Task details
Track down the lines that contain "Index" and copy them.

## START Information given

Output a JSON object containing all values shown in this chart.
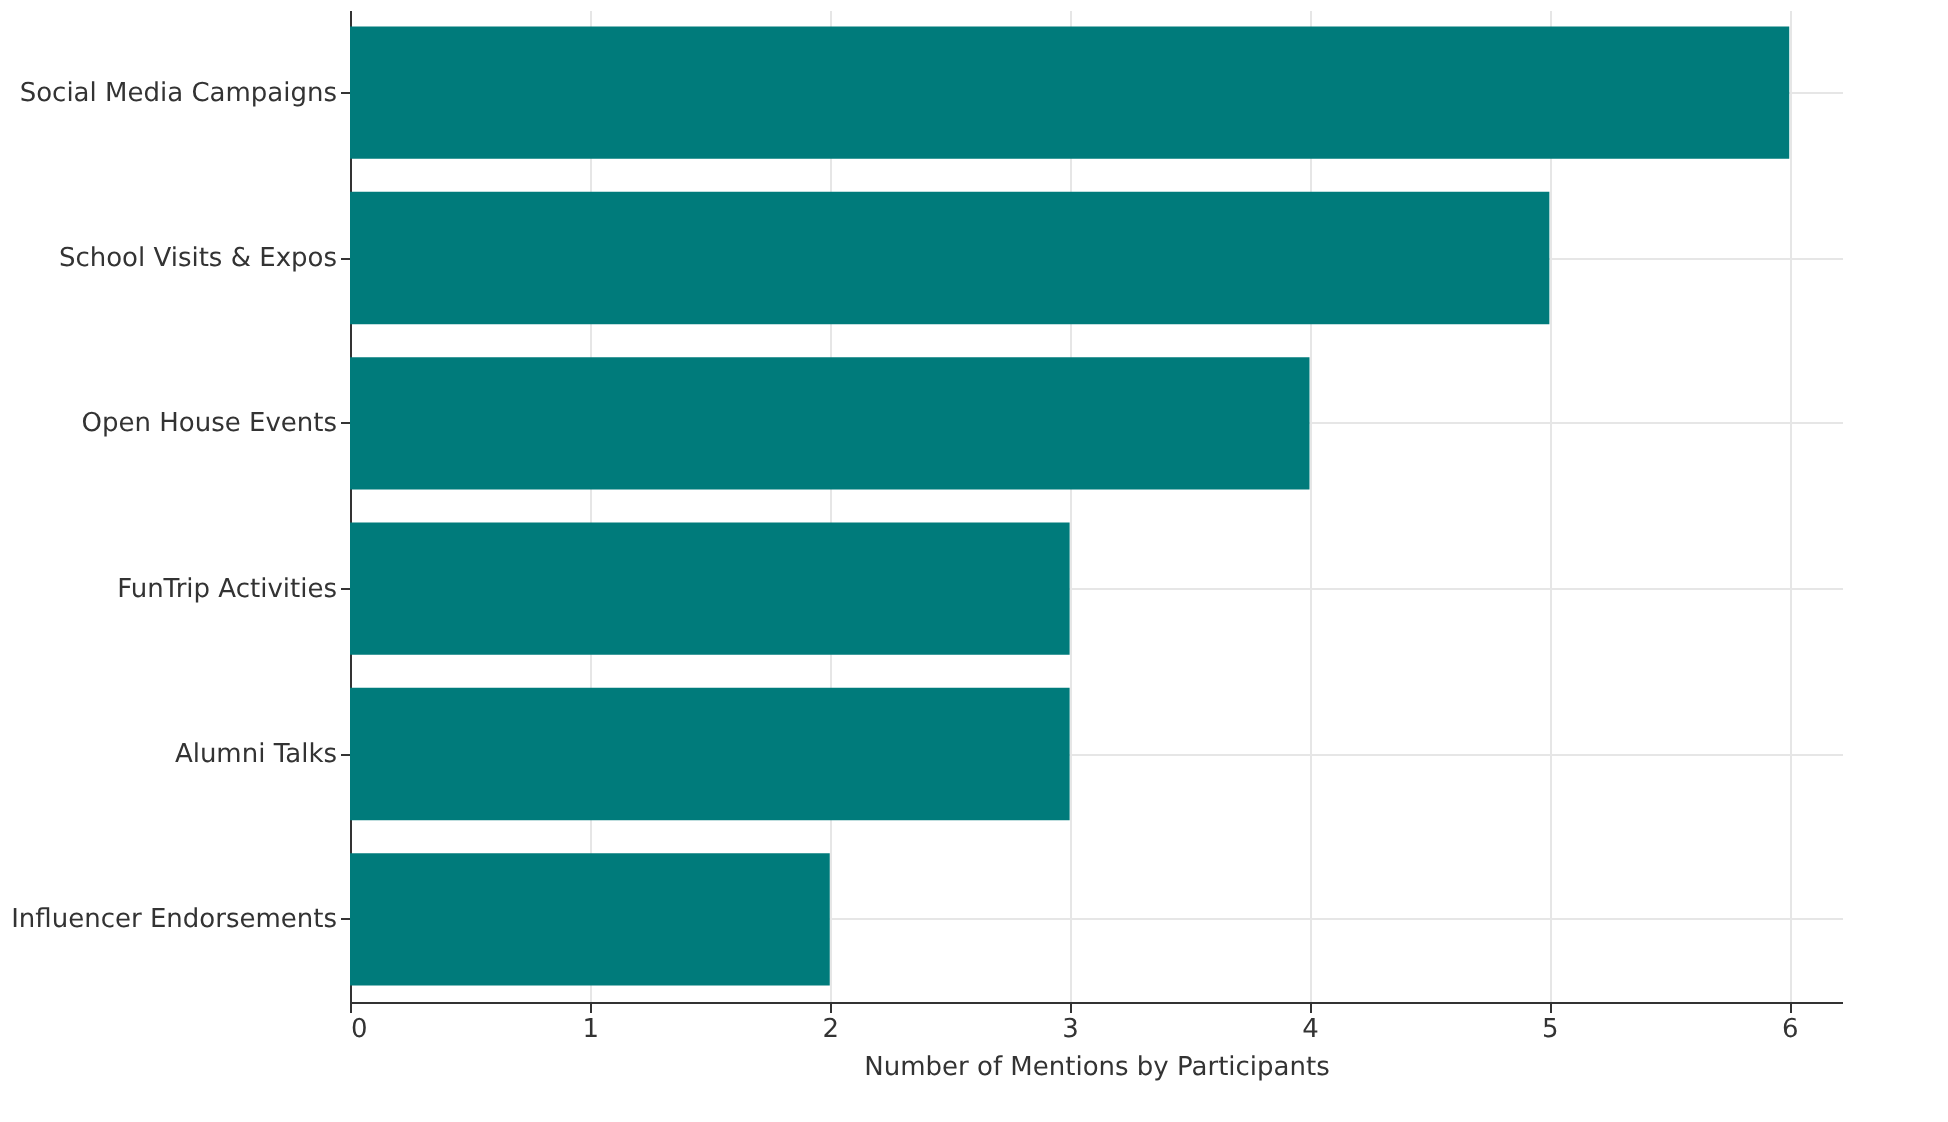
{
  "chart_data": {
    "type": "bar",
    "orientation": "horizontal",
    "xlabel": "Number of Mentions by Participants",
    "categories": [
      "Social Media Campaigns",
      "School Visits & Expos",
      "Open House Events",
      "FunTrip Activities",
      "Alumni Talks",
      "Influencer Endorsements"
    ],
    "values": [
      6,
      5,
      4,
      3,
      3,
      2
    ],
    "color": "#007b7b",
    "xlim": [
      0,
      6.22
    ],
    "xticks": [
      0,
      1,
      2,
      3,
      4,
      5,
      6
    ],
    "grid": true
  }
}
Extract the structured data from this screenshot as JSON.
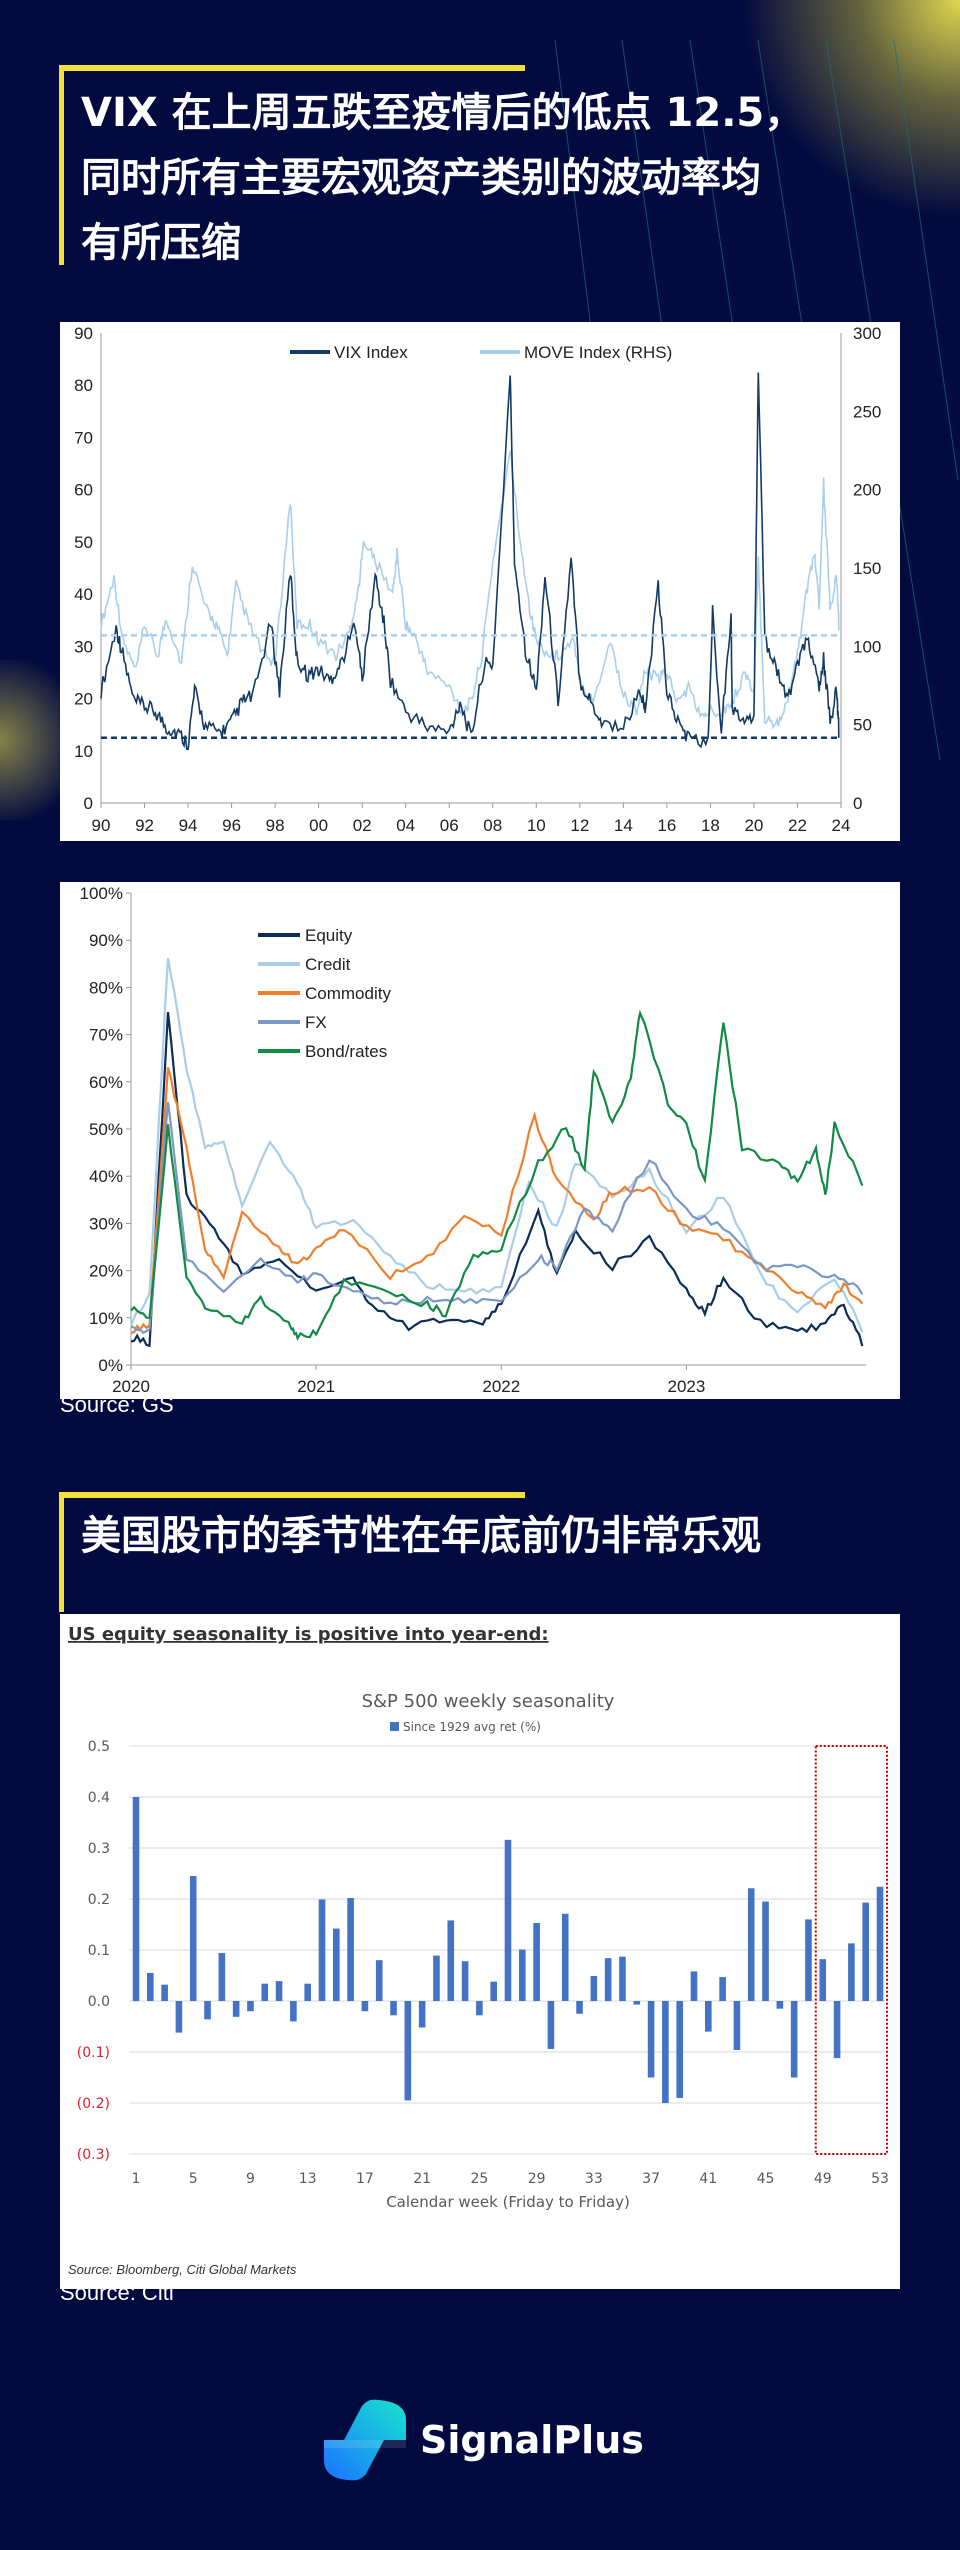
{
  "colors": {
    "background": "#020a3f",
    "accent_yellow": "#f2e03a",
    "vix": "#123a63",
    "move": "#a9cfee",
    "bar": "#4472c4",
    "negative_label": "#e0202a",
    "highlight_box": "#c00000"
  },
  "section1": {
    "title_lines": [
      "VIX 在上周五跌至疫情后的低点 12.5，",
      "同时所有主要宏观资产类别的波动率均",
      "有所压缩"
    ]
  },
  "section2": {
    "title": "美国股市的季节性在年底前仍非常乐观"
  },
  "source_gs": "Source: GS",
  "source_citi": "Source: Citi",
  "brand": {
    "name": "SignalPlus",
    "icon": "signalplus-logo-icon"
  },
  "chart_data": [
    {
      "type": "line",
      "title": "",
      "xlim": [
        1990,
        2024
      ],
      "x_tick_labels": [
        "90",
        "92",
        "94",
        "96",
        "98",
        "00",
        "02",
        "04",
        "06",
        "08",
        "10",
        "12",
        "14",
        "16",
        "18",
        "20",
        "22",
        "24"
      ],
      "ylim_left": [
        0,
        90
      ],
      "ylim_right": [
        0,
        300
      ],
      "y_ticks_left": [
        0,
        10,
        20,
        30,
        40,
        50,
        60,
        70,
        80,
        90
      ],
      "y_ticks_right": [
        0,
        50,
        100,
        150,
        200,
        250,
        300
      ],
      "legend": "top-center",
      "reference_lines": [
        {
          "series": "VIX Index",
          "value": 12.5,
          "style": "dashed"
        },
        {
          "series": "MOVE Index (RHS)",
          "value": 107,
          "style": "dashed"
        }
      ],
      "series": [
        {
          "name": "VIX Index",
          "axis": "left",
          "color": "#123a63",
          "x": [
            1990,
            1990.7,
            1991,
            1991.5,
            1992,
            1992.5,
            1993,
            1993.5,
            1994,
            1994.3,
            1994.8,
            1995.5,
            1996,
            1996.5,
            1997,
            1997.8,
            1998.2,
            1998.7,
            1999,
            1999.5,
            2000,
            2000.5,
            2001,
            2001.7,
            2002,
            2002.6,
            2003,
            2003.3,
            2004,
            2005,
            2006,
            2006.5,
            2007,
            2007.6,
            2008,
            2008.8,
            2009,
            2009.5,
            2010,
            2010.4,
            2011,
            2011.6,
            2012,
            2012.5,
            2013,
            2014,
            2014.8,
            2015,
            2015.6,
            2016,
            2016.5,
            2017,
            2017.9,
            2018.1,
            2018.5,
            2018.95,
            2019,
            2019.5,
            2020,
            2020.2,
            2020.5,
            2021,
            2021.5,
            2022,
            2022.5,
            2023,
            2023.2,
            2023.5,
            2023.8,
            2023.9
          ],
          "y": [
            20,
            32,
            27,
            18,
            17,
            16,
            13,
            12,
            10,
            20,
            13,
            12,
            14,
            18,
            19,
            33,
            20,
            43,
            26,
            23,
            24,
            22,
            25,
            33,
            22,
            42,
            33,
            22,
            16,
            13,
            12,
            18,
            11,
            25,
            25,
            80,
            45,
            28,
            20,
            42,
            18,
            45,
            22,
            18,
            14,
            13,
            20,
            16,
            40,
            20,
            14,
            11,
            10,
            35,
            13,
            34,
            17,
            14,
            14,
            82,
            30,
            25,
            18,
            25,
            30,
            20,
            26,
            14,
            20,
            12.5
          ]
        },
        {
          "name": "MOVE Index (RHS)",
          "axis": "right",
          "color": "#a9cfee",
          "x": [
            1990,
            1990.6,
            1991,
            1991.6,
            1992,
            1992.6,
            1993,
            1993.7,
            1994.2,
            1994.8,
            1995.3,
            1995.8,
            1996.2,
            1996.8,
            1997.5,
            1998,
            1998.7,
            1999,
            1999.6,
            2000,
            2000.8,
            2001.4,
            2001.8,
            2002.1,
            2002.6,
            2003.4,
            2003.6,
            2004,
            2004.5,
            2005,
            2006,
            2006.6,
            2007,
            2007.5,
            2008,
            2008.8,
            2009.2,
            2009.7,
            2010,
            2010.6,
            2011,
            2011.7,
            2012,
            2012.6,
            2013.4,
            2014,
            2014.6,
            2015,
            2015.6,
            2016,
            2016.5,
            2017,
            2017.6,
            2018,
            2018.5,
            2019,
            2019.6,
            2020,
            2020.2,
            2020.5,
            2021,
            2021.5,
            2022,
            2022.4,
            2022.8,
            2023,
            2023.2,
            2023.5,
            2023.8,
            2023.9
          ],
          "y": [
            110,
            140,
            100,
            80,
            110,
            90,
            115,
            85,
            150,
            120,
            110,
            90,
            135,
            110,
            90,
            85,
            190,
            110,
            110,
            100,
            90,
            105,
            130,
            165,
            150,
            130,
            155,
            110,
            100,
            80,
            70,
            55,
            60,
            90,
            150,
            220,
            170,
            120,
            100,
            90,
            90,
            100,
            75,
            60,
            100,
            65,
            55,
            80,
            75,
            80,
            60,
            70,
            50,
            55,
            55,
            60,
            80,
            65,
            150,
            50,
            45,
            60,
            90,
            130,
            155,
            120,
            200,
            120,
            140,
            110
          ]
        }
      ]
    },
    {
      "type": "line",
      "title": "",
      "xlim": [
        2020,
        2023.97
      ],
      "x_tick_labels": [
        "2020",
        "2021",
        "2022",
        "2023"
      ],
      "y_tick_labels": [
        "0%",
        "10%",
        "20%",
        "30%",
        "40%",
        "50%",
        "60%",
        "70%",
        "80%",
        "90%",
        "100%"
      ],
      "ylim": [
        0,
        100
      ],
      "legend": "top-left",
      "series": [
        {
          "name": "Equity",
          "color": "#0c2d57",
          "x": [
            2020,
            2020.1,
            2020.2,
            2020.3,
            2020.45,
            2020.6,
            2020.8,
            2021,
            2021.2,
            2021.3,
            2021.5,
            2021.7,
            2021.9,
            2022,
            2022.2,
            2022.3,
            2022.4,
            2022.6,
            2022.8,
            2023,
            2023.1,
            2023.2,
            2023.4,
            2023.6,
            2023.75,
            2023.85,
            2023.95
          ],
          "y": [
            5,
            4,
            74,
            35,
            28,
            18,
            22,
            15,
            18,
            12,
            7,
            9,
            8,
            12,
            32,
            18,
            27,
            20,
            26,
            15,
            10,
            18,
            8,
            6,
            8,
            12,
            4
          ]
        },
        {
          "name": "Credit",
          "color": "#a9cde8",
          "x": [
            2020,
            2020.1,
            2020.2,
            2020.3,
            2020.4,
            2020.5,
            2020.6,
            2020.75,
            2020.9,
            2021,
            2021.2,
            2021.4,
            2021.6,
            2021.8,
            2022,
            2022.15,
            2022.3,
            2022.4,
            2022.6,
            2022.8,
            2023,
            2023.2,
            2023.4,
            2023.6,
            2023.8,
            2023.95
          ],
          "y": [
            8,
            14,
            86,
            62,
            45,
            47,
            33,
            47,
            38,
            28,
            30,
            22,
            16,
            15,
            15,
            38,
            28,
            42,
            35,
            40,
            28,
            35,
            18,
            10,
            18,
            7
          ]
        },
        {
          "name": "Commodity",
          "color": "#f07f2d",
          "x": [
            2020,
            2020.1,
            2020.2,
            2020.3,
            2020.4,
            2020.5,
            2020.6,
            2020.8,
            2020.9,
            2021,
            2021.15,
            2021.4,
            2021.6,
            2021.8,
            2022,
            2022.18,
            2022.3,
            2022.5,
            2022.6,
            2022.8,
            2023,
            2023.2,
            2023.4,
            2023.6,
            2023.75,
            2023.85,
            2023.95
          ],
          "y": [
            6,
            8,
            62,
            45,
            24,
            18,
            32,
            24,
            20,
            24,
            28,
            18,
            22,
            30,
            27,
            52,
            38,
            30,
            36,
            37,
            28,
            26,
            20,
            15,
            11,
            16,
            13
          ]
        },
        {
          "name": "FX",
          "color": "#7a97c6",
          "x": [
            2020,
            2020.1,
            2020.2,
            2020.3,
            2020.5,
            2020.7,
            2020.9,
            2021,
            2021.2,
            2021.4,
            2021.6,
            2021.8,
            2022,
            2022.2,
            2022.3,
            2022.45,
            2022.6,
            2022.8,
            2023,
            2023.2,
            2023.4,
            2023.6,
            2023.8,
            2023.95
          ],
          "y": [
            7,
            6,
            55,
            22,
            15,
            22,
            17,
            18,
            15,
            12,
            13,
            13,
            12,
            22,
            20,
            32,
            28,
            43,
            32,
            28,
            20,
            20,
            18,
            15
          ]
        },
        {
          "name": "Bond/rates",
          "color": "#138a45",
          "x": [
            2020,
            2020.1,
            2020.2,
            2020.3,
            2020.4,
            2020.6,
            2020.7,
            2020.85,
            2020.9,
            2021,
            2021.15,
            2021.4,
            2021.6,
            2021.7,
            2021.85,
            2022,
            2022.2,
            2022.35,
            2022.45,
            2022.5,
            2022.6,
            2022.7,
            2022.75,
            2022.9,
            2023,
            2023.1,
            2023.2,
            2023.3,
            2023.5,
            2023.6,
            2023.7,
            2023.75,
            2023.8,
            2023.95
          ],
          "y": [
            11,
            9,
            50,
            18,
            12,
            8,
            13,
            8,
            5,
            6,
            17,
            14,
            12,
            10,
            22,
            24,
            42,
            50,
            40,
            62,
            50,
            60,
            74,
            55,
            50,
            38,
            72,
            45,
            42,
            38,
            45,
            35,
            50,
            38
          ]
        }
      ]
    },
    {
      "type": "bar",
      "header": "US equity seasonality is positive into year-end",
      "header_suffix": ":",
      "title": "S&P 500 weekly seasonality",
      "legend_label": "Since 1929 avg ret (%)",
      "xlabel": "Calendar week (Friday to Friday)",
      "source": "Source: Bloomberg, Citi Global Markets",
      "ylim": [
        -0.3,
        0.5
      ],
      "y_tick_labels": [
        "(0.3)",
        "(0.2)",
        "(0.1)",
        "0.0",
        "0.1",
        "0.2",
        "0.3",
        "0.4",
        "0.5"
      ],
      "x_tick_labels": [
        "1",
        "5",
        "9",
        "13",
        "17",
        "21",
        "25",
        "29",
        "33",
        "37",
        "41",
        "45",
        "49",
        "53"
      ],
      "highlight_weeks": [
        49,
        53
      ],
      "categories": [
        1,
        2,
        3,
        4,
        5,
        6,
        7,
        8,
        9,
        10,
        11,
        12,
        13,
        14,
        15,
        16,
        17,
        18,
        19,
        20,
        21,
        22,
        23,
        24,
        25,
        26,
        27,
        28,
        29,
        30,
        31,
        32,
        33,
        34,
        35,
        36,
        37,
        38,
        39,
        40,
        41,
        42,
        43,
        44,
        45,
        46,
        47,
        48,
        49,
        50,
        51,
        52,
        53
      ],
      "values": [
        0.4,
        0.055,
        0.032,
        -0.062,
        0.245,
        -0.036,
        0.094,
        -0.031,
        -0.02,
        0.034,
        0.039,
        -0.04,
        0.034,
        0.199,
        0.142,
        0.202,
        -0.02,
        0.08,
        -0.028,
        -0.195,
        -0.052,
        0.089,
        0.158,
        0.078,
        -0.028,
        0.038,
        0.316,
        0.101,
        0.153,
        -0.094,
        0.171,
        -0.025,
        0.049,
        0.084,
        0.087,
        -0.007,
        -0.15,
        -0.2,
        -0.19,
        0.058,
        -0.06,
        0.047,
        -0.096,
        0.221,
        0.195,
        -0.015,
        -0.15,
        0.16,
        0.082,
        -0.112,
        0.113,
        0.193,
        0.224
      ]
    }
  ]
}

## END Information given

Task output
          "series": "VIX Index",
          "series": "MOVE Index (RHS)",
          "name": "VIX Index",
          "name": "MOVE Index (RHS)",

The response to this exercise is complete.